**Problem description**
Below are records to retype exactly, except for the pictures.

Image records of document pages:
══════════
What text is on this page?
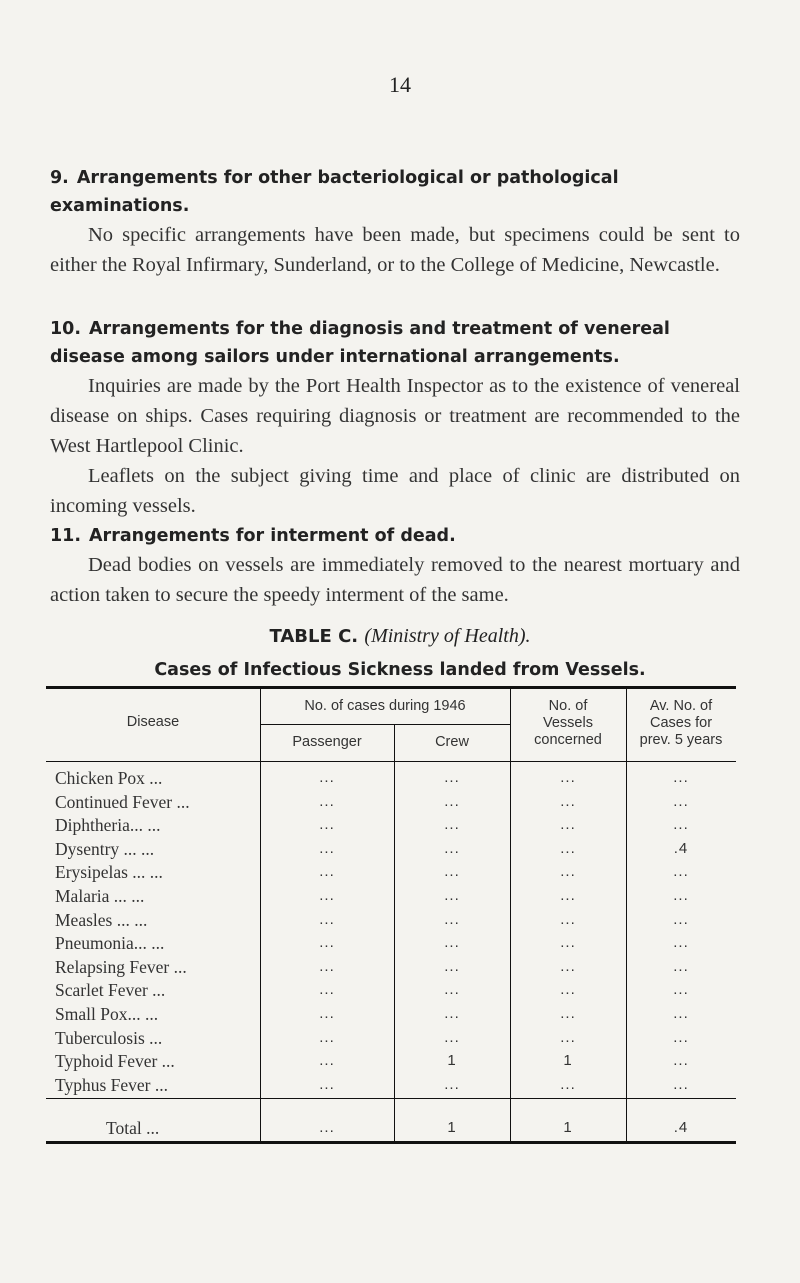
14
9. Arrangements for other bacteriological or pathological examinations.

No specific arrangements have been made, but specimens could be sent to either the Royal Infirmary, Sunderland, or to the College of Medicine, Newcastle.

10. Arrangements for the diagnosis and treatment of venereal disease among sailors under international arrangements.

Inquiries are made by the Port Health Inspector as to the existence of venereal disease on ships. Cases requiring diagnosis or treatment are recommended to the West Hartlepool Clinic.

Leaflets on the subject giving time and place of clinic are distributed on incoming vessels.

11. Arrangements for interment of dead.

Dead bodies on vessels are immediately removed to the nearest mortuary and action taken to secure the speedy interment of the same.

TABLE C. (Ministry of Health).
Cases of Infectious Sickness landed from Vessels.
Disease
No. of cases during 1946
Passenger	Crew
No. of
Vessels
concerned
Av. No. of
Cases for
prev. 5 years
Chicken Pox ...	...	...	...	...
Continued Fever ...	...	...	...	...
Diphtheria... ...	...	...	...	...
Dysentry ... ...	...	...	...	.4
Erysipelas ... ...	...	...	...	...
Malaria ... ...	...	...	...	...
Measles ... ...	...	...	...	...
Pneumonia... ...	...	...	...	...
Relapsing Fever ...	...	...	...	...
Scarlet Fever ...	...	...	...	...
Small Pox... ...	...	...	...	...
Tuberculosis ...	...	...	...	...
Typhoid Fever ...	...	1	1	...
Typhus Fever ...	...	...	...	...
Total ...	...	1	1	.4
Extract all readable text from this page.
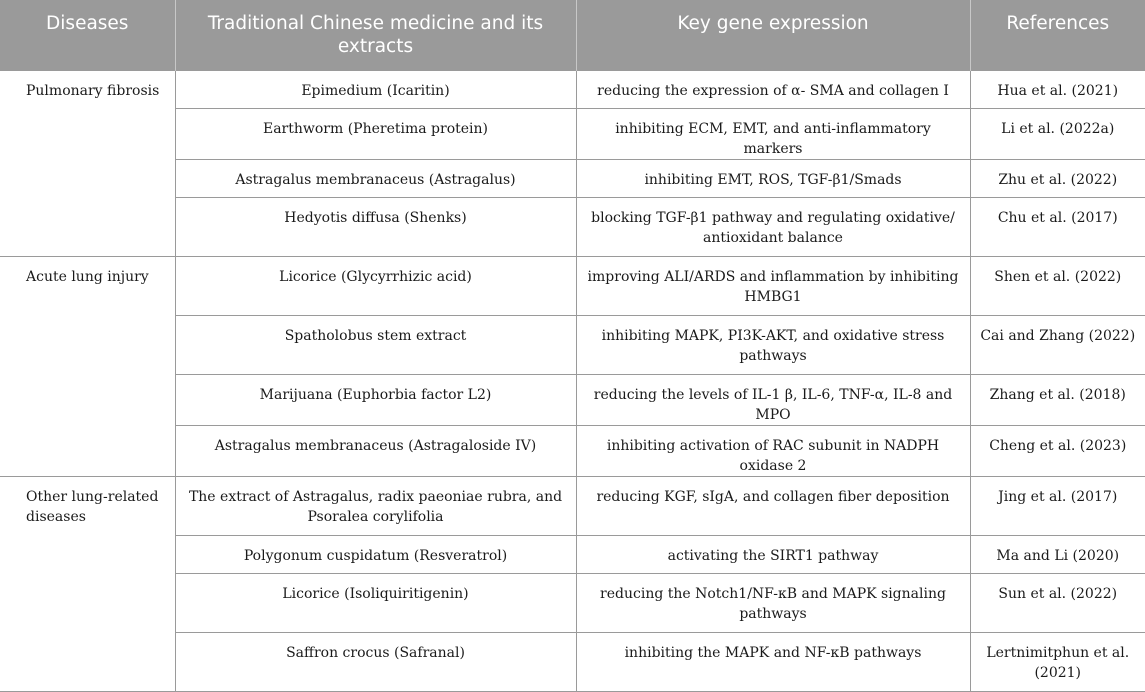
Diseases	Traditional Chinese medicine and its extracts	Key gene expression	References
Pulmonary fibrosis	Epimedium (Icaritin)	reducing the expression of α- SMA and collagen I	Hua et al. (2021)
	Earthworm (Pheretima protein)	inhibiting ECM, EMT, and anti-inflammatory markers	Li et al. (2022a)
	Astragalus membranaceus (Astragalus)	inhibiting EMT, ROS, TGF-β1/Smads	Zhu et al. (2022)
	Hedyotis diffusa (Shenks)	blocking TGF-β1 pathway and regulating oxidative/ antioxidant balance	Chu et al. (2017)
Acute lung injury	Licorice (Glycyrrhizic acid)	improving ALI/ARDS and inflammation by inhibiting HMBG1	Shen et al. (2022)
	Spatholobus stem extract	inhibiting MAPK, PI3K-AKT, and oxidative stress pathways	Cai and Zhang (2022)
	Marijuana (Euphorbia factor L2)	reducing the levels of IL-1 β, IL-6, TNF-α, IL-8 and MPO	Zhang et al. (2018)
	Astragalus membranaceus (Astragaloside IV)	inhibiting activation of RAC subunit in NADPH oxidase 2	Cheng et al. (2023)
Other lung-related diseases	The extract of Astragalus, radix paeoniae rubra, and Psoralea corylifolia	reducing KGF, sIgA, and collagen fiber deposition	Jing et al. (2017)
	Polygonum cuspidatum (Resveratrol)	activating the SIRT1 pathway	Ma and Li (2020)
	Licorice (Isoliquiritigenin)	reducing the Notch1/NF-κB and MAPK signaling pathways	Sun et al. (2022)
	Saffron crocus (Safranal)	inhibiting the MAPK and NF-κB pathways	Lertnimitphun et al. (2021)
══════════
**Answer**
What text is on this page?
14
9. Arrangements for other bacteriological or pathological examinations.

No specific arrangements have been made, but specimens could be sent to either the Royal Infirmary, Sunderland, or to the College of Medicine, Newcastle.

10. Arrangements for the diagnosis and treatment of venereal disease among sailors under international arrangements.

Inquiries are made by the Port Health Inspector as to the existence of venereal disease on ships. Cases requiring diagnosis or treatment are recommended to the West Hartlepool Clinic.

Leaflets on the subject giving time and place of clinic are distributed on incoming vessels.

11. Arrangements for interment of dead.

Dead bodies on vessels are immediately removed to the nearest mortuary and action taken to secure the speedy interment of the same.

TABLE C. (Ministry of Health).
Cases of Infectious Sickness landed from Vessels.
Disease
No. of cases during 1946
Passenger	Crew
No. of
Vessels
concerned
Av. No. of
Cases for
prev. 5 years
Chicken Pox ...	...	...	...	...
Continued Fever ...	...	...	...	...
Diphtheria... ...	...	...	...	...
Dysentry ... ...	...	...	...	.4
Erysipelas ... ...	...	...	...	...
Malaria ... ...	...	...	...	...
Measles ... ...	...	...	...	...
Pneumonia... ...	...	...	...	...
Relapsing Fever ...	...	...	...	...
Scarlet Fever ...	...	...	...	...
Small Pox... ...	...	...	...	...
Tuberculosis ...	...	...	...	...
Typhoid Fever ...	...	1	1	...
Typhus Fever ...	...	...	...	...
Total ...	...	1	1	.4
Extract all readable text from this page.
Diseases	Traditional Chinese medicine and its extracts	Key gene expression	References
Pulmonary fibrosis	Epimedium (Icaritin)	reducing the expression of α- SMA and collagen I	Hua et al. (2021)
	Earthworm (Pheretima protein)	inhibiting ECM, EMT, and anti-inflammatory markers	Li et al. (2022a)
	Astragalus membranaceus (Astragalus)	inhibiting EMT, ROS, TGF-β1/Smads	Zhu et al. (2022)
	Hedyotis diffusa (Shenks)	blocking TGF-β1 pathway and regulating oxidative/ antioxidant balance	Chu et al. (2017)
Acute lung injury	Licorice (Glycyrrhizic acid)	improving ALI/ARDS and inflammation by inhibiting HMBG1	Shen et al. (2022)
	Spatholobus stem extract	inhibiting MAPK, PI3K-AKT, and oxidative stress pathways	Cai and Zhang (2022)
	Marijuana (Euphorbia factor L2)	reducing the levels of IL-1 β, IL-6, TNF-α, IL-8 and MPO	Zhang et al. (2018)
	Astragalus membranaceus (Astragaloside IV)	inhibiting activation of RAC subunit in NADPH oxidase 2	Cheng et al. (2023)
Other lung-related diseases	The extract of Astragalus, radix paeoniae rubra, and Psoralea corylifolia	reducing KGF, sIgA, and collagen fiber deposition	Jing et al. (2017)
	Polygonum cuspidatum (Resveratrol)	activating the SIRT1 pathway	Ma and Li (2020)
	Licorice (Isoliquiritigenin)	reducing the Notch1/NF-κB and MAPK signaling pathways	Sun et al. (2022)
	Saffron crocus (Safranal)	inhibiting the MAPK and NF-κB pathways	Lertnimitphun et al. (2021)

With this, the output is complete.